▶ _Problem requirements_:
Tell how many lines contain the word "отказа". Reply with the number only.

▶ _The input_:
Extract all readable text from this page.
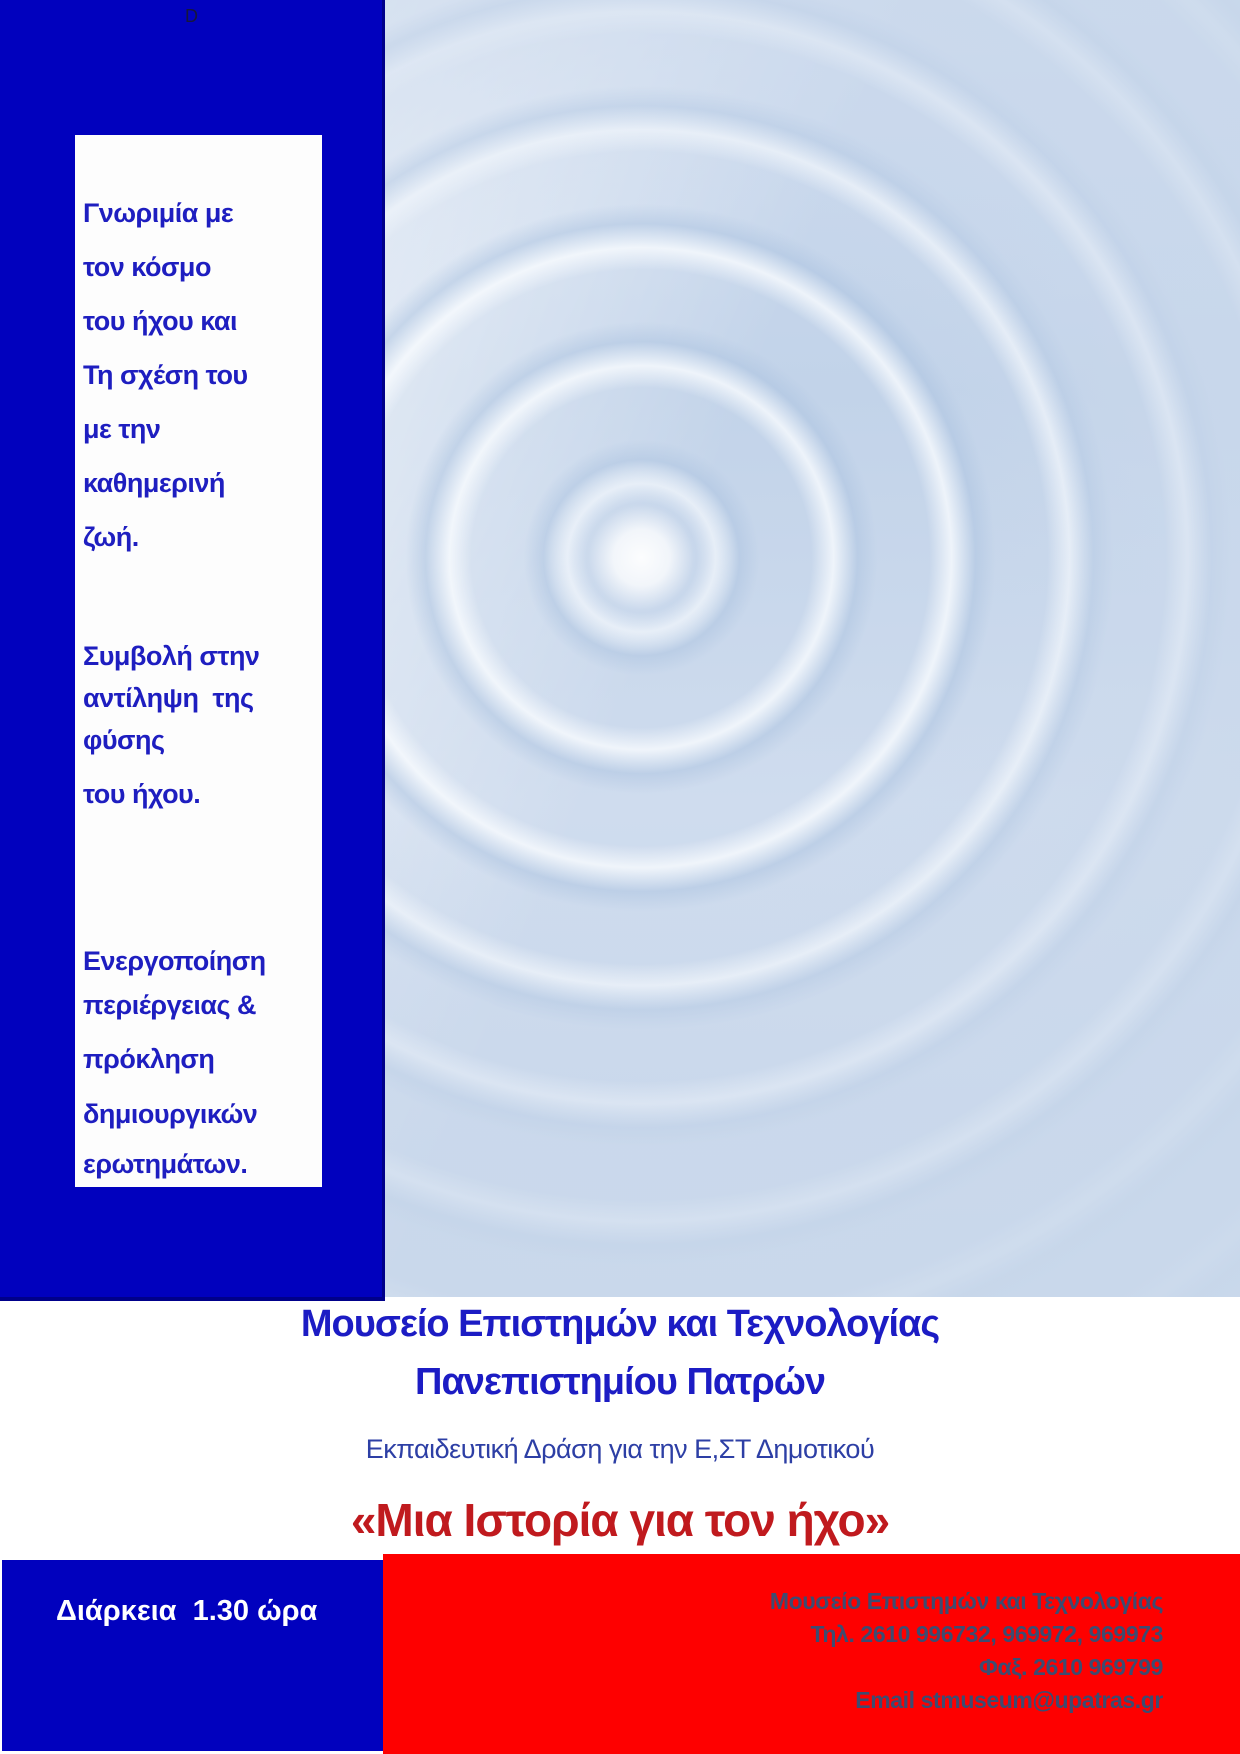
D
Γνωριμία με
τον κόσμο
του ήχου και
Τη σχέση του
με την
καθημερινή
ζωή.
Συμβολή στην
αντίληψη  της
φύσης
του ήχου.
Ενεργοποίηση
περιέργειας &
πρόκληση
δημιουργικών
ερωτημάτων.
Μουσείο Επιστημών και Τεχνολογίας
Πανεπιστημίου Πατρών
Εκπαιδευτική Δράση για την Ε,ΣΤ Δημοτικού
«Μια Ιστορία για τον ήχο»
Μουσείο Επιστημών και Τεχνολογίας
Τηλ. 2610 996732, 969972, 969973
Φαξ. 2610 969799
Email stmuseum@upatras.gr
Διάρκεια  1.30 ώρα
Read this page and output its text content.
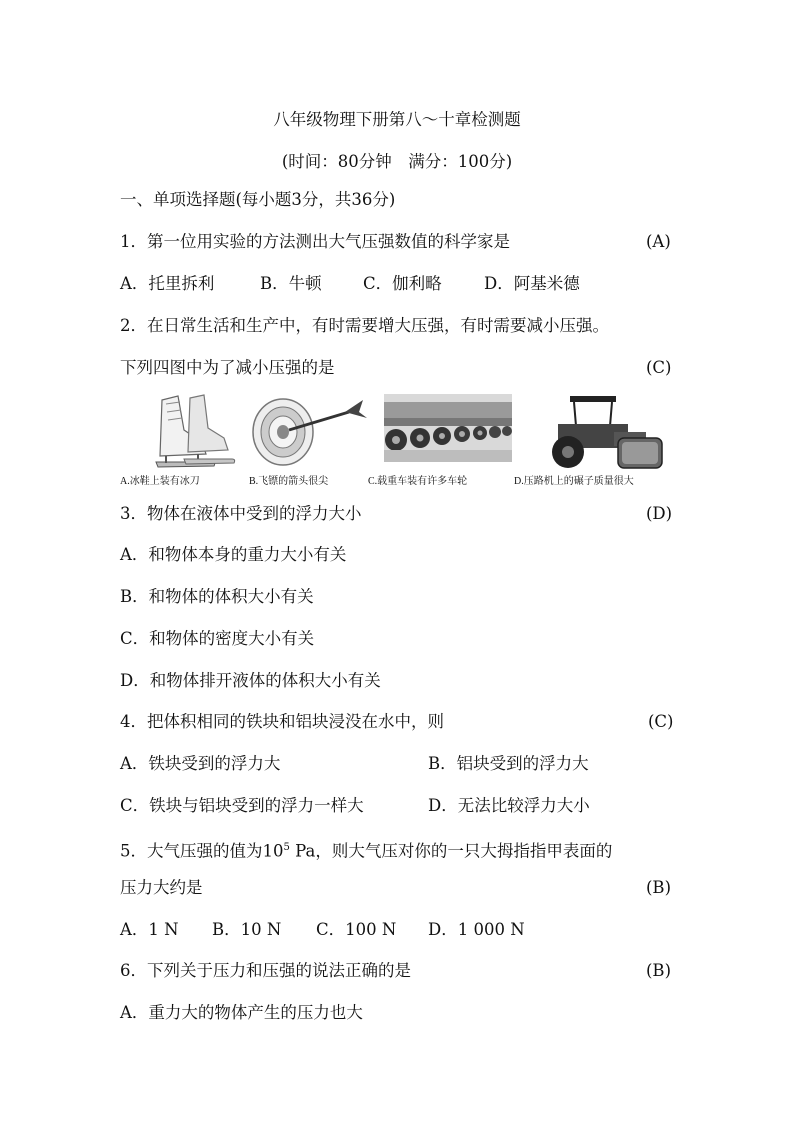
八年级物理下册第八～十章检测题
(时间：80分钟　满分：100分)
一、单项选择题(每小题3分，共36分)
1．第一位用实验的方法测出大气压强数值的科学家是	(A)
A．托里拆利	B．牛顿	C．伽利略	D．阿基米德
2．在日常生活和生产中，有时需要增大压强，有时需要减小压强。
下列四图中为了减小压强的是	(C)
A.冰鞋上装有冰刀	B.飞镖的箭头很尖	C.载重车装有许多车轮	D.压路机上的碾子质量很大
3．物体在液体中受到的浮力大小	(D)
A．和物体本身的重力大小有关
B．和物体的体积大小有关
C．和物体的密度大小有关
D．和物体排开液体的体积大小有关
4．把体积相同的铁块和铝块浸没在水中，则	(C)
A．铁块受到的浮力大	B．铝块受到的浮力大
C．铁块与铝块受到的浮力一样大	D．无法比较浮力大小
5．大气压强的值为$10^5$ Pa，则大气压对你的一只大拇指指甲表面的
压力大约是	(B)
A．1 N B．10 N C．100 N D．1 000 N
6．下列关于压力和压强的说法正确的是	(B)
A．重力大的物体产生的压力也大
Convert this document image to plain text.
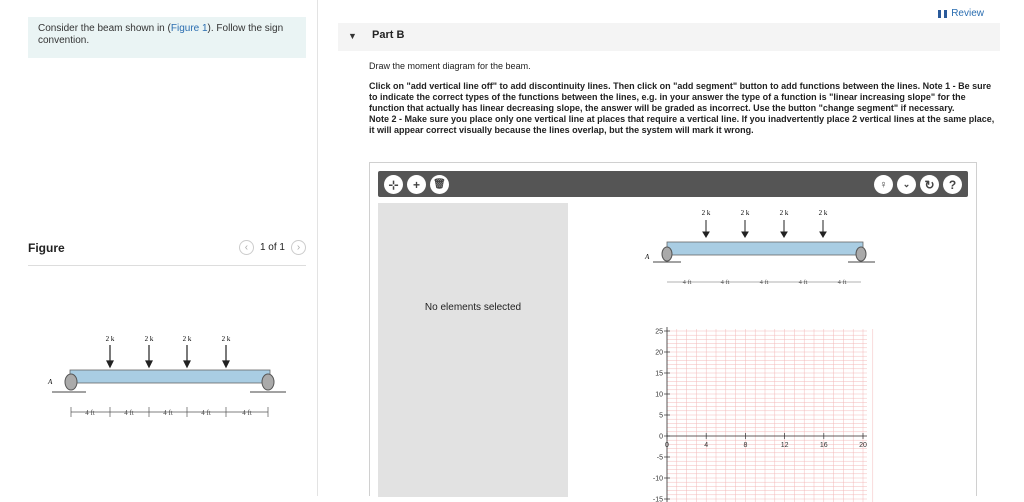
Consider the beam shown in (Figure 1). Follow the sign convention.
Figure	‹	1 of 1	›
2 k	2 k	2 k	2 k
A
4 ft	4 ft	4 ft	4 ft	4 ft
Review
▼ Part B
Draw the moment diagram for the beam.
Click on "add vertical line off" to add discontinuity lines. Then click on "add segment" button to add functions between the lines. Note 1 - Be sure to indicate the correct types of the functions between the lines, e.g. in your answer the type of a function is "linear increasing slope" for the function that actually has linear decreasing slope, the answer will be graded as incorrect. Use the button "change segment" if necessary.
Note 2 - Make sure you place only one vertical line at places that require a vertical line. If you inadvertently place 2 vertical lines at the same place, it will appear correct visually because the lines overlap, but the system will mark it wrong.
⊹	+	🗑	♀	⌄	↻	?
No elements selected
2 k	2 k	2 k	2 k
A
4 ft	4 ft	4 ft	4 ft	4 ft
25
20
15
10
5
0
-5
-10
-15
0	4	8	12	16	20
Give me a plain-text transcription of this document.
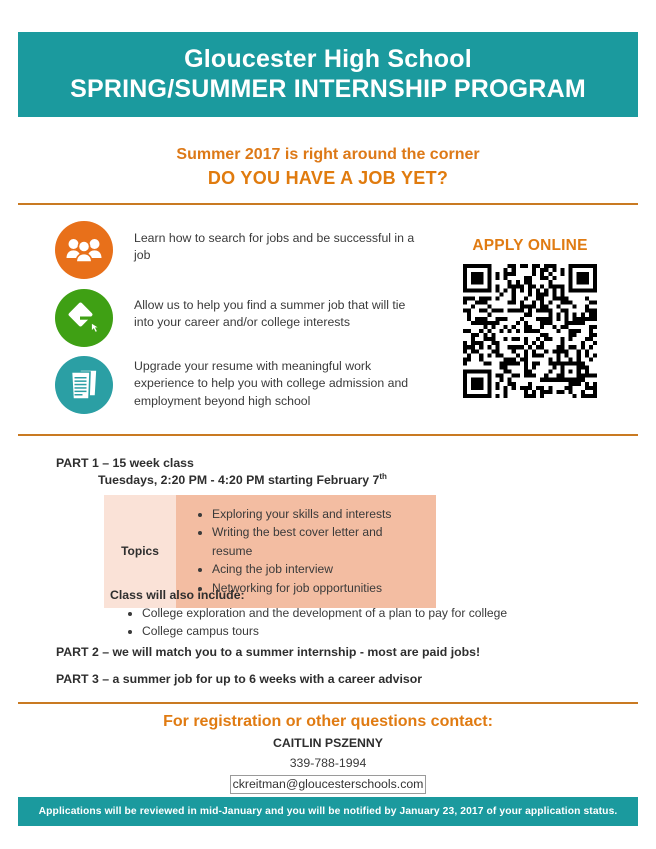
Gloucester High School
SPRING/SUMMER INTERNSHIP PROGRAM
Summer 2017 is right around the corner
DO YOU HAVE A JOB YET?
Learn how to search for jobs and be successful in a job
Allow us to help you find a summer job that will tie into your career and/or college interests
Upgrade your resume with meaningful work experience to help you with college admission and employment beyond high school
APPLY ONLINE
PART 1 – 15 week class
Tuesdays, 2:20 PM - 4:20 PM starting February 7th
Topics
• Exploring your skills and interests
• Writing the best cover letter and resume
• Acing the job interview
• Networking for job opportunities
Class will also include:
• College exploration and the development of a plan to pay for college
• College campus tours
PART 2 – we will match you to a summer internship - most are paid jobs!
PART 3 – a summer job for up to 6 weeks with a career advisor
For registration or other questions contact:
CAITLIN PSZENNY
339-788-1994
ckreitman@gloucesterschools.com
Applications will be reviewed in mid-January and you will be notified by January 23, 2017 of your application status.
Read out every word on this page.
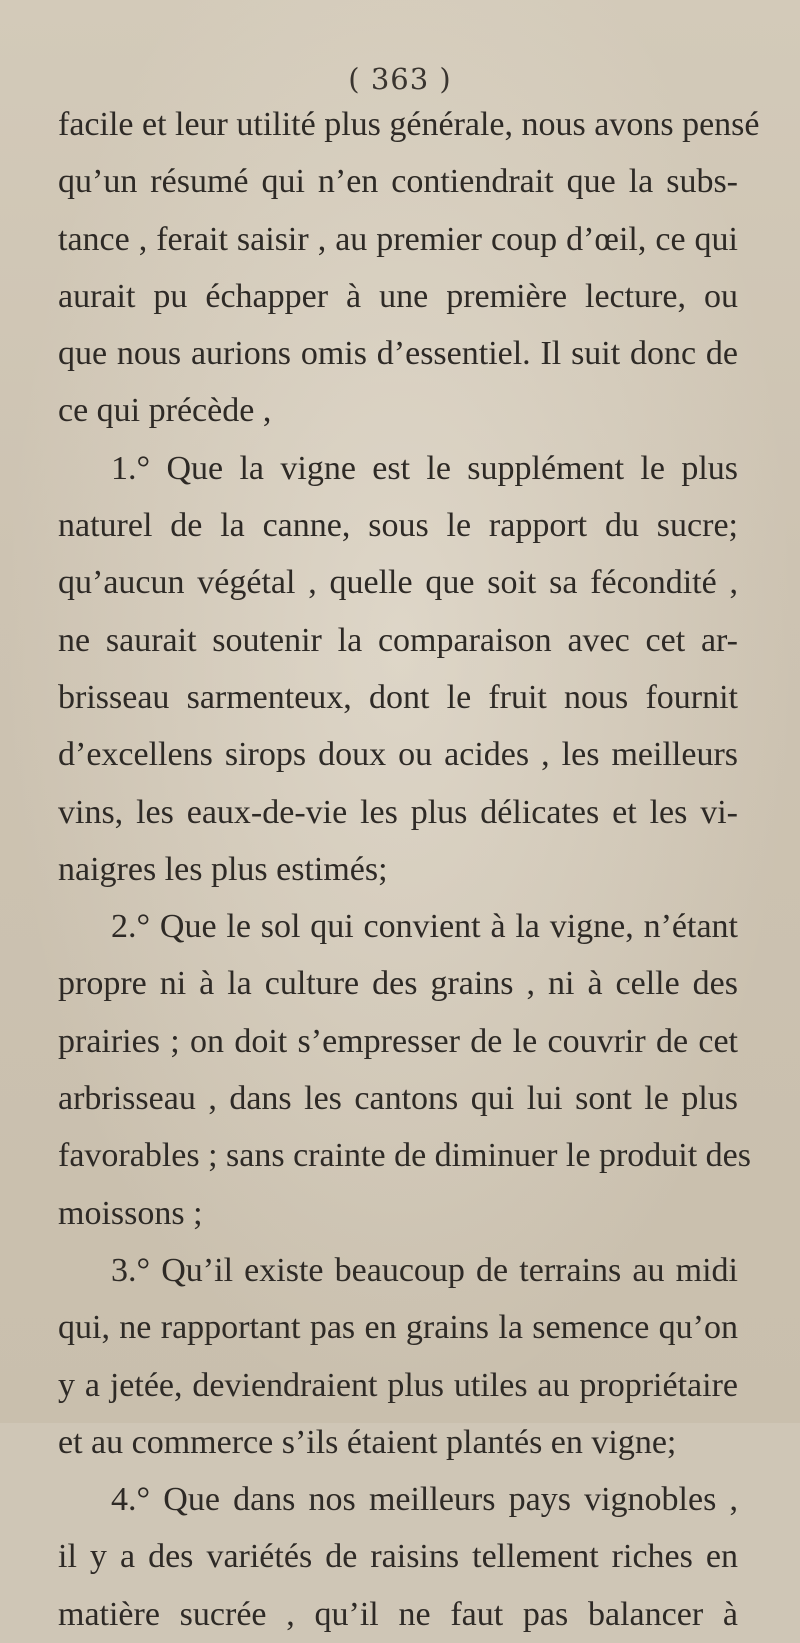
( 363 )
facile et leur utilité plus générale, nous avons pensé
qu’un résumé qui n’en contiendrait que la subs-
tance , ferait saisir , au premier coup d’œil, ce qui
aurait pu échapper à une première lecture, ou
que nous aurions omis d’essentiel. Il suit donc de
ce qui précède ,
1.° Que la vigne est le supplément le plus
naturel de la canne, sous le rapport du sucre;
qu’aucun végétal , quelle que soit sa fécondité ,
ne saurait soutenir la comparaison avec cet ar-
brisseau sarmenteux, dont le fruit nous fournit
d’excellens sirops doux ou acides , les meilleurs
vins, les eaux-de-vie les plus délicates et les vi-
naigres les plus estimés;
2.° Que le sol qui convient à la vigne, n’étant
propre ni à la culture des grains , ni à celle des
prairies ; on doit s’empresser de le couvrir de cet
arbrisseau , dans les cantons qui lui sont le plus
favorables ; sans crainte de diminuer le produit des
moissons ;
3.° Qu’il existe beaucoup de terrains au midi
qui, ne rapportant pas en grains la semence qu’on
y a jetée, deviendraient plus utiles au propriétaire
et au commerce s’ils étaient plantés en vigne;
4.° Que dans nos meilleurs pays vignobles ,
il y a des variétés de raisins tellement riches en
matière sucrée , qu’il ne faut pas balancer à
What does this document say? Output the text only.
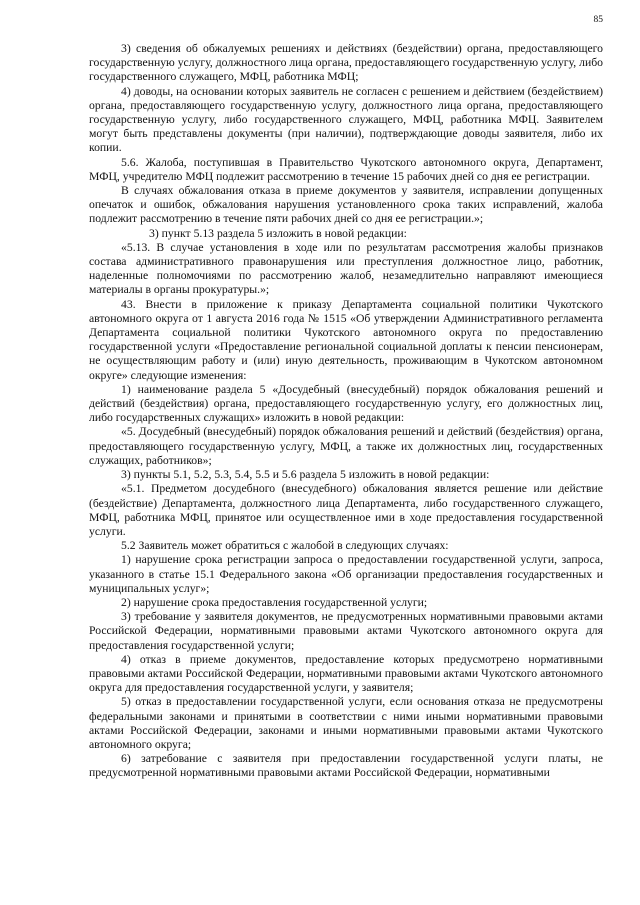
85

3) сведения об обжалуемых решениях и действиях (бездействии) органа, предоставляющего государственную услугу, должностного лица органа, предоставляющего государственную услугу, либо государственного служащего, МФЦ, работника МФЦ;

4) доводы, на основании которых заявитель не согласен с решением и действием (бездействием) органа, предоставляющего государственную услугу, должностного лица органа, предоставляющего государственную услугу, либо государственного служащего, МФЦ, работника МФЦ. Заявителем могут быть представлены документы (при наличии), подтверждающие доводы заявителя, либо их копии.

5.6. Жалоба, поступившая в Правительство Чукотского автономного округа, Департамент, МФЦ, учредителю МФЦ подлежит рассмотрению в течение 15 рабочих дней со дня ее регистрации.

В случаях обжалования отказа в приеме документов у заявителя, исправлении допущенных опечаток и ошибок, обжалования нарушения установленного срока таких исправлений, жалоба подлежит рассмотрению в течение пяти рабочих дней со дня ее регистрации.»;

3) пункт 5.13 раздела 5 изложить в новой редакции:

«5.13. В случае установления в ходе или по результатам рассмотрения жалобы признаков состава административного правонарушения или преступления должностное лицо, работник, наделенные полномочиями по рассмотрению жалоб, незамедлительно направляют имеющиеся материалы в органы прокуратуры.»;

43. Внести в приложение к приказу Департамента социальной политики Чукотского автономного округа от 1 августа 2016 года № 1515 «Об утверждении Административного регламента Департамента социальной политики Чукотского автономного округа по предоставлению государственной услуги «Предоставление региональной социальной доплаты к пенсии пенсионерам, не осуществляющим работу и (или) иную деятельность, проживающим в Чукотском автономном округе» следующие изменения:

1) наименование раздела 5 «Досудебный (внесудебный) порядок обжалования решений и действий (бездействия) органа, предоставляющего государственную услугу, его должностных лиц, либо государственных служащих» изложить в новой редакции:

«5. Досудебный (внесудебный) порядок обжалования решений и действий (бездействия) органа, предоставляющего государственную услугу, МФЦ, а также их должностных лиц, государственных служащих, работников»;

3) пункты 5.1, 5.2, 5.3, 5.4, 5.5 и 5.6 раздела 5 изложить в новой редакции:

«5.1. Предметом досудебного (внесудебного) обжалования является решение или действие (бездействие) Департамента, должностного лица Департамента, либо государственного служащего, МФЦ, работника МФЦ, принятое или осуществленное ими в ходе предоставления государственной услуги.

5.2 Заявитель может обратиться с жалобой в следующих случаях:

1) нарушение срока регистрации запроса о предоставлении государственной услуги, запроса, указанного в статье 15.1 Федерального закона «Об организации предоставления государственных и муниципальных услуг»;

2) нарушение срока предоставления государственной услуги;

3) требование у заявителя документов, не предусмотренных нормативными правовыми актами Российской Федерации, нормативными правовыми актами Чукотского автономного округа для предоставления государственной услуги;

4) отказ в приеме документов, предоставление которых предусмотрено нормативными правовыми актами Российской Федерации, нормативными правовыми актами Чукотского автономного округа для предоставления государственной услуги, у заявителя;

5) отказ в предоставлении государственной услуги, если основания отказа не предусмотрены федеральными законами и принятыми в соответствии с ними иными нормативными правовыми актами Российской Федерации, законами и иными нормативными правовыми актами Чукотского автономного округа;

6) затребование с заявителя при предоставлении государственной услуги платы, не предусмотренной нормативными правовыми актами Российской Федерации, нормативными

▶ _Full response_:
2